**Do this**
Set down the full listing exactly, character for character.

**Given data**
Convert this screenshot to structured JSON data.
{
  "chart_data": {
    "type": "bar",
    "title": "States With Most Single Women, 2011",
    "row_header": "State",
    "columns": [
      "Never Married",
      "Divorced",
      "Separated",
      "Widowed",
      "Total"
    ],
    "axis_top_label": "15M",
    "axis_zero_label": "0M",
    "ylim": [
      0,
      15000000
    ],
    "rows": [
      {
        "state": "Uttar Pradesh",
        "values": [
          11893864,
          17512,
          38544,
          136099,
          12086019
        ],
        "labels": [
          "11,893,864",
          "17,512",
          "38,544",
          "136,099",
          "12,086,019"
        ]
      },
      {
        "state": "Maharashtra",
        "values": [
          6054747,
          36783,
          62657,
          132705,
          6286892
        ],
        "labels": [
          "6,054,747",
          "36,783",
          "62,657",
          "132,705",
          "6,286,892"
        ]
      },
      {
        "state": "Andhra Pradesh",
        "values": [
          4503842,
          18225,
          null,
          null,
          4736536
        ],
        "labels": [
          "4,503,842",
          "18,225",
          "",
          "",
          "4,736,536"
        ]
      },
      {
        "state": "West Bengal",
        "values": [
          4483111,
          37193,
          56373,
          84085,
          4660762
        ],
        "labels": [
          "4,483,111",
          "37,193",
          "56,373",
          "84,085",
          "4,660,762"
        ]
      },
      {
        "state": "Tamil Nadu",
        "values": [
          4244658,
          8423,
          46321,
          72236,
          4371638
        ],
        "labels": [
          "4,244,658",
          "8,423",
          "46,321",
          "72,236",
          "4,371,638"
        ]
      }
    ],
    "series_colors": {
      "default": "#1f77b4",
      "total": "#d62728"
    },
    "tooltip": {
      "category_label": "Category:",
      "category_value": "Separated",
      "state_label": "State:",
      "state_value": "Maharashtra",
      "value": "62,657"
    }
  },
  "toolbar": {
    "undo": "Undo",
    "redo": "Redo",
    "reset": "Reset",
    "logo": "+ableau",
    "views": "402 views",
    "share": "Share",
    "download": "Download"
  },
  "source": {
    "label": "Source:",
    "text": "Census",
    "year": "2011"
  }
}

**Response to the exercise**
Convert this screenshot to structured JSON data.
{
  "chart_data": {
    "type": "bar",
    "title": "States With Most Single Women, 2011",
    "row_header": "State",
    "columns": [
      "Never Married",
      "Divorced",
      "Separated",
      "Widowed",
      "Total"
    ],
    "axis_top_label": "15M",
    "axis_zero_label": "0M",
    "ylim": [
      0,
      15000000
    ],
    "rows": [
      {
        "state": "Uttar Pradesh",
        "values": [
          11893864,
          17512,
          38544,
          136099,
          12086019
        ],
        "labels": [
          "11,893,864",
          "17,512",
          "38,544",
          "136,099",
          "12,086,019"
        ]
      },
      {
        "state": "Maharashtra",
        "values": [
          6054747,
          36783,
          62657,
          132705,
          6286892
        ],
        "labels": [
          "6,054,747",
          "36,783",
          "62,657",
          "132,705",
          "6,286,892"
        ]
      },
      {
        "state": "Andhra Pradesh",
        "values": [
          4503842,
          18225,
          null,
          null,
          4736536
        ],
        "labels": [
          "4,503,842",
          "18,225",
          "",
          "",
          "4,736,536"
        ]
      },
      {
        "state": "West Bengal",
        "values": [
          4483111,
          37193,
          56373,
          84085,
          4660762
        ],
        "labels": [
          "4,483,111",
          "37,193",
          "56,373",
          "84,085",
          "4,660,762"
        ]
      },
      {
        "state": "Tamil Nadu",
        "values": [
          4244658,
          8423,
          46321,
          72236,
          4371638
        ],
        "labels": [
          "4,244,658",
          "8,423",
          "46,321",
          "72,236",
          "4,371,638"
        ]
      }
    ],
    "series_colors": {
      "default": "#1f77b4",
      "total": "#d62728"
    },
    "tooltip": {
      "category_label": "Category:",
      "category_value": "Separated",
      "state_label": "State:",
      "state_value": "Maharashtra",
      "value": "62,657"
    }
  },
  "toolbar": {
    "undo": "Undo",
    "redo": "Redo",
    "reset": "Reset",
    "logo": "+ableau",
    "views": "402 views",
    "share": "Share",
    "download": "Download"
  },
  "source": {
    "label": "Source:",
    "text": "Census",
    "year": "2011"
  }
}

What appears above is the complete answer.